--- PROBLEMS AND TASKS ---
[a] In the patch review on SMC socket negotiator operations, why does smc_sock_assign_negotiator_ops pass false as the second argument when it calls smc_sock_cleanup_negotiator_ops? Answer in one to three sentences.
[b] Pick up the patch review on SMC socket negotiator operations after its last line and continue it.

--- QUOTED PASSAGE ---
··········
A smc_sock_negotiator_ops without ->negotiate? Is it useful at all to allow the 
register in the first place?

> +		rcu_read_unlock();
> +		return SK_PASS;
> +	}
> +
> +	ret = ops->negotiate((struct sock *)&smc->sk);
> +	rcu_read_unlock();
> +	return ret;
> +}
> +
> +void smc_sock_perform_collecting_info(const struct smc_sock *smc, int timing)
> +{
> +	const struct smc_sock_negotiator_ops *ops;
> +
> +	rcu_read_lock();
> +	ops = READ_ONCE(smc->negotiator_ops);
> +
> +	if (!ops || !ops->collect_info) {
> +		rcu_read_unlock();
> +		return;
> +	}
> +
> +	ops->collect_info((struct sock *)&smc->sk, timing);
> +	rcu_read_unlock();
> +}
> +
> +int smc_sock_assign_negotiator_ops(struct smc_sock *smc, const char *name)
> +{
> +	struct smc_sock_negotiator_ops *ops;
> +	int ret = -EINVAL;
> +
> +	/* already set */
> +	if (READ_ONCE(smc->negotiator_ops))
> +		smc_sock_cleanup_negotiator_ops(smc, /* might be still referenced */ false);
> +
> +	/* Just for clear negotiator_ops */
> +	if (!name || !strlen(name))
··········
--- RAW DATA ---
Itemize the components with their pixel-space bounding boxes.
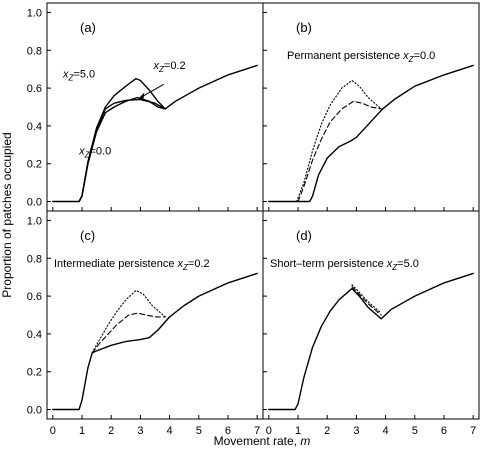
series-line-solid — [52, 272, 258, 411]
x-tick-label: 4 — [383, 425, 389, 437]
panel-subtitle-variable: x — [177, 258, 184, 270]
x-tick-label: 5 — [412, 425, 418, 437]
annotation-arrow-head — [138, 92, 145, 102]
curve-label-value: =5.0 — [73, 69, 95, 81]
x-tick-label: 1 — [79, 425, 85, 437]
curve-label-subscript: Z — [84, 150, 91, 159]
panel-label: (c) — [80, 228, 95, 243]
curve-label: xZ=0.2 — [153, 60, 186, 74]
y-tick-label: 0.8 — [27, 45, 42, 57]
curve-label-subscript: Z — [158, 65, 165, 74]
y-tick-label: 0.0 — [27, 405, 42, 417]
series-line-dashed — [91, 312, 166, 354]
panel-subtitle: Intermediate persistence xZ=0.2 — [54, 258, 210, 272]
curve-label-variable: x — [62, 69, 69, 81]
series-line-solid — [78, 77, 166, 203]
panel-label: (a) — [80, 20, 96, 35]
panel-subtitle-subscript: Z — [391, 263, 398, 272]
panel-subtitle-value: =5.0 — [397, 258, 419, 270]
series-line-solid — [52, 64, 258, 203]
curve-label-variable: x — [78, 145, 85, 157]
x-tick-label: 0 — [266, 425, 272, 437]
panel-subtitle-text: Intermediate persistence — [54, 258, 178, 270]
panel-subtitle-subscript: Z — [408, 55, 415, 64]
panel-subtitle-variable: x — [386, 258, 393, 270]
panel-label: (d) — [296, 228, 312, 243]
chart-panels: 0.00.20.40.60.81.0(a)xZ=5.0xZ=0.2xZ=0.0(… — [27, 2, 480, 437]
series-line-solid — [268, 64, 474, 203]
panel-subtitle-value: =0.2 — [188, 258, 210, 270]
y-tick-label: 0.6 — [27, 291, 42, 303]
curve-label-subscript: Z — [68, 74, 75, 83]
x-tick-label: 6 — [441, 425, 447, 437]
x-tick-label: 6 — [225, 425, 231, 437]
curve-label-value: =0.0 — [89, 145, 111, 157]
x-axis-label-text: Movement rate, — [214, 434, 301, 448]
y-axis-label: Proportion of patches occupied — [0, 132, 14, 297]
y-tick-label: 0.2 — [27, 159, 42, 171]
series-line-dotted — [296, 79, 382, 203]
curve-label: xZ=5.0 — [62, 69, 95, 83]
y-tick-label: 0.4 — [27, 329, 42, 341]
annotation-arrow — [140, 83, 165, 98]
y-tick-label: 0.2 — [27, 367, 42, 379]
series-line-dotted — [91, 289, 166, 354]
y-tick-label: 0.4 — [27, 121, 42, 133]
series-line-dotted — [351, 284, 382, 314]
series-line-solid — [268, 272, 474, 411]
panel-subtitle: Permanent persistence xZ=0.0 — [287, 50, 435, 64]
x-tick-label: 7 — [470, 425, 476, 437]
panel-subtitle-variable: x — [402, 50, 409, 62]
y-tick-label: 0.6 — [27, 83, 42, 95]
panel-subtitle-value: =0.0 — [414, 50, 436, 62]
panel-subtitle-text: Permanent persistence — [287, 50, 403, 62]
panel-subtitle: Short–term persistence xZ=5.0 — [270, 258, 419, 272]
series-line-dashed — [351, 286, 382, 316]
y-tick-label: 1.0 — [27, 215, 42, 227]
x-tick-label: 1 — [295, 425, 301, 437]
curve-label-value: =0.2 — [164, 60, 186, 72]
series-line-dashed — [297, 100, 382, 203]
curve-label-variable: x — [153, 60, 160, 72]
chart-panel: 0 1 2 3 4 5 6 7 0.0 0.2 0.4 0.6 0.8 1.0 (c) Intermediat… — [27, 210, 264, 437]
x-tick-label: 3 — [137, 425, 143, 437]
curve-label: xZ=0.0 — [78, 145, 111, 159]
panel-frame — [262, 210, 480, 420]
x-tick-label: 0 — [50, 425, 56, 437]
panel-label: (b) — [296, 20, 312, 35]
x-tick-label: 2 — [324, 425, 330, 437]
y-tick-label: 0.0 — [27, 197, 42, 209]
y-tick-label: 1.0 — [27, 7, 42, 19]
x-tick-label: 5 — [196, 425, 202, 437]
x-tick-label: 3 — [353, 425, 359, 437]
panel-subtitle-text: Short–term persistence — [270, 258, 387, 270]
y-tick-label: 0.8 — [27, 253, 42, 265]
x-axis-label: Movement rate, m — [214, 434, 311, 448]
chart-panel: (b) Permanent persistence xZ=0.0 — [262, 2, 480, 212]
x-tick-label: 4 — [167, 425, 173, 437]
panel-subtitle-subscript: Z — [182, 263, 189, 272]
x-axis-label-variable: m — [300, 434, 310, 448]
x-tick-label: 7 — [254, 425, 260, 437]
chart-panel: 0.00.20.40.60.81.0(a)xZ=5.0xZ=0.2xZ=0.0 — [27, 2, 264, 212]
chart-panel: 0 1 2 3 4 5 6 7 (d) Short–term persistence xZ=5.0 — [262, 210, 480, 437]
x-tick-label: 2 — [108, 425, 114, 437]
··········
--- THE REPLIES ---
[a] It passes false because the negotiator operations already set on the socket might still be referenced, as the inline comment notes. This cleanup runs only when the socket already has negotiator operations assigned.

[b]
> +		return 0;
> +
> +	rcu_read_lock();
> +	ops = smc_negotiator_ops_get_by_name(name);
> +	if (likely(ops)) {
> +		if (unlikely(!bpf_try_module_get(ops, ops->owner))) {
> +			ret = -EACCES;
> +		} else {
> +			WRITE_ONCE(smc->negotiator_ops, ops);
> +			/* make sure ops can be seen */
> +			smp_wmb();

This rcu_read_lock(), WRITE_ONCE, and smp_wmb() combo looks very suspicious. 
smc->negotiator_ops is protected by rcu (+refcnt) or lock_sock()?

I am going to stop reviewing here.

> +			if (ops->init)
> +				ops->init(&smc->sk);
> +			ret = 0;
> +		}
> +	}
> +	rcu_read_unlock();
> +	return ret;
> +}
> +
> +void smc_sock_cleanup_negotiator_ops(struct smc_sock *smc, bool no_more)
> +{
> +	const struct smc_sock_negotiator_ops *ops;
> +
> +	ops = READ_ONCE(smc->negotiator_ops);
> +
> +	/* not all smc sock has negotiator_ops */
> +	if (!ops)
> +		return;
> +
> +	might_sleep();
> +
> +	/* Just ensure data integrity */
> +	WRITE_ONCE(smc->negotiator_ops, NULL);
> +	/* make sure NULL can be seen */
> +	smp_wmb();
> +	/* if the socks may have references to the negotiator ops to be removed.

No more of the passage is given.